Rows from a dataset

+++

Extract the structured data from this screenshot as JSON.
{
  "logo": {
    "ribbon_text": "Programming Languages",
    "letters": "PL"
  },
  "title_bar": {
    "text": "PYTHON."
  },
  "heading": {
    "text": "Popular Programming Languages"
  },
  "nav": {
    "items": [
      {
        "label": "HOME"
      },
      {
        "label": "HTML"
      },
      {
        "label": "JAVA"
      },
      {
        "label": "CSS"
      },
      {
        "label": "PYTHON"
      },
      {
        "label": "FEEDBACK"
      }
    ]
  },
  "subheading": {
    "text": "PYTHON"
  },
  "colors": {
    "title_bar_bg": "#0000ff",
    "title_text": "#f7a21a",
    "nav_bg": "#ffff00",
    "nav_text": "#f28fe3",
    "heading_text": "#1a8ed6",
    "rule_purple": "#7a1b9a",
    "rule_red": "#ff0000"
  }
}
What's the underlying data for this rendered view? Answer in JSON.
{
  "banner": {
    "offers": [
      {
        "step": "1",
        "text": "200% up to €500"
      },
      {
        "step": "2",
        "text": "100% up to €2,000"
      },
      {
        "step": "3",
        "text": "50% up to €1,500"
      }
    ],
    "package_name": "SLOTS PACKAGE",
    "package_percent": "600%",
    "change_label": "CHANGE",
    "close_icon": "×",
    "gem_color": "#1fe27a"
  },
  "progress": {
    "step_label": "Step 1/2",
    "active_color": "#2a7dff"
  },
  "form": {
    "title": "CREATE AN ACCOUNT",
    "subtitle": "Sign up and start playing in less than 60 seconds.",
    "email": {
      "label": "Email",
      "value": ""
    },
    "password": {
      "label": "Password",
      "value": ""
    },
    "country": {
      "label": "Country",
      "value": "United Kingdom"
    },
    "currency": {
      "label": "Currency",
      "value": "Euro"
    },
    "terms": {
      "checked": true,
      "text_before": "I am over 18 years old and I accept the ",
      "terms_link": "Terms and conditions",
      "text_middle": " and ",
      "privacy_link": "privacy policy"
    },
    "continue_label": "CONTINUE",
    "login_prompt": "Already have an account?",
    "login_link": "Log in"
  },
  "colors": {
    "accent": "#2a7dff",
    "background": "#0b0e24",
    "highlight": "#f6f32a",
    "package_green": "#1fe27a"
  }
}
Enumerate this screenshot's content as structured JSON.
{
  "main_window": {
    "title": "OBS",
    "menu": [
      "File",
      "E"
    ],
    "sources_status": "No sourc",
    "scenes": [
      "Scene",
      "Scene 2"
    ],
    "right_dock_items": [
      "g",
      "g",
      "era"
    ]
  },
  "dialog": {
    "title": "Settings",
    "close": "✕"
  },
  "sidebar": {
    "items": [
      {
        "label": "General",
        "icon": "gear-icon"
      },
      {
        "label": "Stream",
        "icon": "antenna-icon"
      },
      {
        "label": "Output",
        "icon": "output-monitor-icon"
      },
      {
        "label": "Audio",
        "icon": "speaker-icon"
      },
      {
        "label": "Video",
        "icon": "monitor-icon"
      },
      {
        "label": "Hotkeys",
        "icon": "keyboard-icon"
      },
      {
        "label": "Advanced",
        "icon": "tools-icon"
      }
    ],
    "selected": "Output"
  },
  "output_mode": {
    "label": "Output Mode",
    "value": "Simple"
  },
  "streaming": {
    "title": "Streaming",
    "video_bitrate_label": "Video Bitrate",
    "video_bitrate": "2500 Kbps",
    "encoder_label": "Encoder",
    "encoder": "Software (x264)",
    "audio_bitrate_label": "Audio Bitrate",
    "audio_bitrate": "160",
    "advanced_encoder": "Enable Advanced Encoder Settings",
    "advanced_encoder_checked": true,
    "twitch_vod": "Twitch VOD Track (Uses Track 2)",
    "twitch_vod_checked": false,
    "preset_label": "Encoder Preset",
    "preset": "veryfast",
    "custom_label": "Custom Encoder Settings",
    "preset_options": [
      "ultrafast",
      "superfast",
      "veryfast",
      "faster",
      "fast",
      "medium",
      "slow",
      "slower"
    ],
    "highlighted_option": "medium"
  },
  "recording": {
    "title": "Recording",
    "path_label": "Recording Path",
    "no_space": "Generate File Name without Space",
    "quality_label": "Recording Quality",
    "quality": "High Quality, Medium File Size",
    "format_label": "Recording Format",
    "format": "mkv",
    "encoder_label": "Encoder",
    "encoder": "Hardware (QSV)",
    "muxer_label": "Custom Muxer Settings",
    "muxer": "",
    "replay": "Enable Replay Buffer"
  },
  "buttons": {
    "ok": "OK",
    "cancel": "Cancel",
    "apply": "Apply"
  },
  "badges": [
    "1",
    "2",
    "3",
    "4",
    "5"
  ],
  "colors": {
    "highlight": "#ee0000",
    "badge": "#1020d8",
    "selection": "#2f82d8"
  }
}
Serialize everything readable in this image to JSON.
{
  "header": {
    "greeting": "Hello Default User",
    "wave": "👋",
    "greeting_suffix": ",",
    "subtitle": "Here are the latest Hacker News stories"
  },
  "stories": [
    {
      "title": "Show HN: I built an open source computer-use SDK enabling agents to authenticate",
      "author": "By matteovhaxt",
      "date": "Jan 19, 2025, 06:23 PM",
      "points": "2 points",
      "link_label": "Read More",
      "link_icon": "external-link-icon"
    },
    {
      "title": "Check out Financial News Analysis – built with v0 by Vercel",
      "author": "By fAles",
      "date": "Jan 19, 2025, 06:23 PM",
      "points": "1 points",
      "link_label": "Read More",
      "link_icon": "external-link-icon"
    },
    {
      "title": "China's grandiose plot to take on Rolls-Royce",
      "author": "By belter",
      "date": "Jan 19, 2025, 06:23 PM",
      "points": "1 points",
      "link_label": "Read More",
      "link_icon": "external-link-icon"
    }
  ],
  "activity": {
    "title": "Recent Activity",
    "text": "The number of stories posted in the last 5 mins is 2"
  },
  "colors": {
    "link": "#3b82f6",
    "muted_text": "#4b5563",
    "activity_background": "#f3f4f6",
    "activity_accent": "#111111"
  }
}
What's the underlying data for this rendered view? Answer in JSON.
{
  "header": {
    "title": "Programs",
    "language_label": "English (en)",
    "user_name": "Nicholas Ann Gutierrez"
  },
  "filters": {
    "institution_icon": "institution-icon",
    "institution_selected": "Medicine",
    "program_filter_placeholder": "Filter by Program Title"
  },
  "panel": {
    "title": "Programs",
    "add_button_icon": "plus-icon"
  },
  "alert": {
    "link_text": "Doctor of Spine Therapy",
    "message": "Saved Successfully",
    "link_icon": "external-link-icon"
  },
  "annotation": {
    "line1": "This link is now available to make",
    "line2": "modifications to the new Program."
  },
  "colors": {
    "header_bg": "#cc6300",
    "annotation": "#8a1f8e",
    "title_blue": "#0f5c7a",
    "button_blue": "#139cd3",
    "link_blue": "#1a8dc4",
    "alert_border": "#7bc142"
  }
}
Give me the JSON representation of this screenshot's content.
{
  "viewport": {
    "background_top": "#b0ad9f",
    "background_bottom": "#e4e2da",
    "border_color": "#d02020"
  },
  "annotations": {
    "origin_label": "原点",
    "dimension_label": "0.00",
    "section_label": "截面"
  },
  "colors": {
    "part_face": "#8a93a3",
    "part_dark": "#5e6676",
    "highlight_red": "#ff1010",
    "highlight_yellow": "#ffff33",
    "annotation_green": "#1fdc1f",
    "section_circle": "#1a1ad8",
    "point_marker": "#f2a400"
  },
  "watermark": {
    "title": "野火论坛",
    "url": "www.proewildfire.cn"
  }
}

+++

Your goal> Where does the word "Programming" appear? Return each line that holds it.

Expected answer>
    "ribbon_text": "Programming Languages",
    "text": "Popular Programming Languages"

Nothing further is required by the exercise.